## Goal
Rewrite each of the items below as a numbered list, leaving out any blank lines.

## Listed records
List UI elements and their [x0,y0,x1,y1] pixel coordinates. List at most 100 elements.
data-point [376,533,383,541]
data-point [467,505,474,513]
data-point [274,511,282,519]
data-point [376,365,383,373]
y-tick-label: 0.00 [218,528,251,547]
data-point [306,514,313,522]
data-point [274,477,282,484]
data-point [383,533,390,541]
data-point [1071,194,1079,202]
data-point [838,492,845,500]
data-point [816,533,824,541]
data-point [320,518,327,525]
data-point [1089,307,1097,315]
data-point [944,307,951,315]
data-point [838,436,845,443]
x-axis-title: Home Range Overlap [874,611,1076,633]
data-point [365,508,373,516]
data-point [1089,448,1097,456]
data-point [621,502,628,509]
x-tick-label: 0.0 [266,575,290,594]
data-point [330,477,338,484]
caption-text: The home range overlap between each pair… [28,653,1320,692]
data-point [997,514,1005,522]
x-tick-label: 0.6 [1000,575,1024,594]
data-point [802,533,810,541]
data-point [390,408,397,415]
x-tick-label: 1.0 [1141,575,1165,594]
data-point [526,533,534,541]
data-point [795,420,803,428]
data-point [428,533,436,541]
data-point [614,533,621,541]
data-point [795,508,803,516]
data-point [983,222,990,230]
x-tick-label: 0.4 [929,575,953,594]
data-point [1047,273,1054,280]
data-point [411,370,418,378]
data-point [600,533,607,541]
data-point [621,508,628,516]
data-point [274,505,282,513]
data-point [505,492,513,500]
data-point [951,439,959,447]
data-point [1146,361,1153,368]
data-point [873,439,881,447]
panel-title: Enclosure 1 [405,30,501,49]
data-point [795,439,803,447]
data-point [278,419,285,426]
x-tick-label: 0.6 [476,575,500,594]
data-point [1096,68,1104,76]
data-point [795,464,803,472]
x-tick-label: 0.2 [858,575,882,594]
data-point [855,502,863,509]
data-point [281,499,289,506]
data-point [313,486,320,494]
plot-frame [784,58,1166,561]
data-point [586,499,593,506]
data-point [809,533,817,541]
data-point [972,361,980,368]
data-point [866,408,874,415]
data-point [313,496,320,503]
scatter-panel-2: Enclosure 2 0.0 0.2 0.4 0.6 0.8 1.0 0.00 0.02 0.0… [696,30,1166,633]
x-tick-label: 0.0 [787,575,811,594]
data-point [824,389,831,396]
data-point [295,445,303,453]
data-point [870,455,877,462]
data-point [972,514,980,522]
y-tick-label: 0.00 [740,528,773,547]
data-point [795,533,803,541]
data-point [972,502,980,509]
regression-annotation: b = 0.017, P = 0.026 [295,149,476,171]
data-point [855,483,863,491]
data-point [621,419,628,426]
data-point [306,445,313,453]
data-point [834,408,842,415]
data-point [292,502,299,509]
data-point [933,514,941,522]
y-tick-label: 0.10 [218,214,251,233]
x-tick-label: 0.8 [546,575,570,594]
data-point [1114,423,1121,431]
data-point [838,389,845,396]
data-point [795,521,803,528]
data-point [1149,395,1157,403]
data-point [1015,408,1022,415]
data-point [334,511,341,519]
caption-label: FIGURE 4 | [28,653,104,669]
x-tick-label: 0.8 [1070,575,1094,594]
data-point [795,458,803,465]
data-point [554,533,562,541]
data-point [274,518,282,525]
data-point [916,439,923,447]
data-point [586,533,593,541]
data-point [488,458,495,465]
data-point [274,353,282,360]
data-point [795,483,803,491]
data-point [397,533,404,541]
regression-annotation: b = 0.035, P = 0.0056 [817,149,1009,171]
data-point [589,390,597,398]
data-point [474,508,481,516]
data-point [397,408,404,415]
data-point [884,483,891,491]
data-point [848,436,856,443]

## Result for this exercise
1. List UI elements and their [x0,y0,x1,y1] pixel coordinates. List at most 100 elements.
2. data-point [376,533,383,541]
3. data-point [467,505,474,513]
4. data-point [274,511,282,519]
5. data-point [376,365,383,373]
6. y-tick-label: 0.00 [218,528,251,547]
7. data-point [306,514,313,522]
8. data-point [274,477,282,484]
9. data-point [383,533,390,541]
10. data-point [1071,194,1079,202]
11. data-point [838,492,845,500]
12. data-point [816,533,824,541]
13. data-point [320,518,327,525]
14. data-point [1089,307,1097,315]
15. data-point [944,307,951,315]
16. data-point [838,436,845,443]
17. x-axis-title: Home Range Overlap [874,611,1076,633]
18. data-point [365,508,373,516]
19. data-point [1089,448,1097,456]
20. data-point [621,502,628,509]
21. x-tick-label: 0.0 [266,575,290,594]
22. data-point [330,477,338,484]
23. caption-text: The home range overlap between each pair… [28,653,1320,692]
24. data-point [997,514,1005,522]
25. x-tick-label: 0.6 [1000,575,1024,594]
26. data-point [802,533,810,541]
27. data-point [390,408,397,415]
28. x-tick-label: 1.0 [1141,575,1165,594]
29. data-point [526,533,534,541]
30. data-point [795,420,803,428]
31. data-point [428,533,436,541]
32. data-point [614,533,621,541]
33. data-point [795,508,803,516]
34. data-point [983,222,990,230]
35. x-tick-label: 0.4 [929,575,953,594]
36. data-point [1047,273,1054,280]
37. data-point [411,370,418,378]
38. data-point [600,533,607,541]
39. data-point [621,508,628,516]
40. data-point [274,505,282,513]
41. data-point [505,492,513,500]
42. data-point [951,439,959,447]
43. data-point [1146,361,1153,368]
44. data-point [873,439,881,447]
45. panel-title: Enclosure 1 [405,30,501,49]
46. data-point [795,439,803,447]
47. data-point [278,419,285,426]
48. x-tick-label: 0.6 [476,575,500,594]
49. data-point [1096,68,1104,76]
50. data-point [795,464,803,472]
51. x-tick-label: 0.2 [858,575,882,594]
52. data-point [855,502,863,509]
53. data-point [281,499,289,506]
54. data-point [313,486,320,494]
55. plot-frame [784,58,1166,561]
56. data-point [586,499,593,506]
57. data-point [809,533,817,541]
58. data-point [972,361,980,368]
59. data-point [866,408,874,415]
60. data-point [313,496,320,503]
61. scatter-panel-2: Enclosure 2 0.0 0.2 0.4 0.6 0.8 1.0 0.00 0.02 0.0… [696,30,1166,633]
62. x-tick-label: 0.0 [787,575,811,594]
63. data-point [824,389,831,396]
64. data-point [295,445,303,453]
65. data-point [870,455,877,462]
66. data-point [972,514,980,522]
67. y-tick-label: 0.00 [740,528,773,547]
68. data-point [795,533,803,541]
69. data-point [972,502,980,509]
70. regression-annotation: b = 0.017, P = 0.026 [295,149,476,171]
71. data-point [855,483,863,491]
72. data-point [621,419,628,426]
73. data-point [306,445,313,453]
74. data-point [834,408,842,415]
75. data-point [292,502,299,509]
76. data-point [933,514,941,522]
77. y-tick-label: 0.10 [218,214,251,233]
78. x-tick-label: 0.8 [546,575,570,594]
79. data-point [1114,423,1121,431]
80. data-point [838,389,845,396]
81. data-point [795,521,803,528]
82. data-point [1149,395,1157,403]
83. data-point [1015,408,1022,415]
84. data-point [334,511,341,519]
85. caption-label: FIGURE 4 | [28,653,104,669]
86. x-tick-label: 0.8 [1070,575,1094,594]
87. data-point [795,458,803,465]
88. data-point [554,533,562,541]
89. data-point [274,518,282,525]
90. data-point [916,439,923,447]
91. data-point [586,533,593,541]
92. data-point [488,458,495,465]
93. data-point [274,353,282,360]
94. data-point [795,483,803,491]
95. data-point [397,533,404,541]
96. regression-annotation: b = 0.035, P = 0.0056 [817,149,1009,171]
97. data-point [589,390,597,398]
98. data-point [474,508,481,516]
99. data-point [397,408,404,415]
100. data-point [884,483,891,491]
101. data-point [848,436,856,443]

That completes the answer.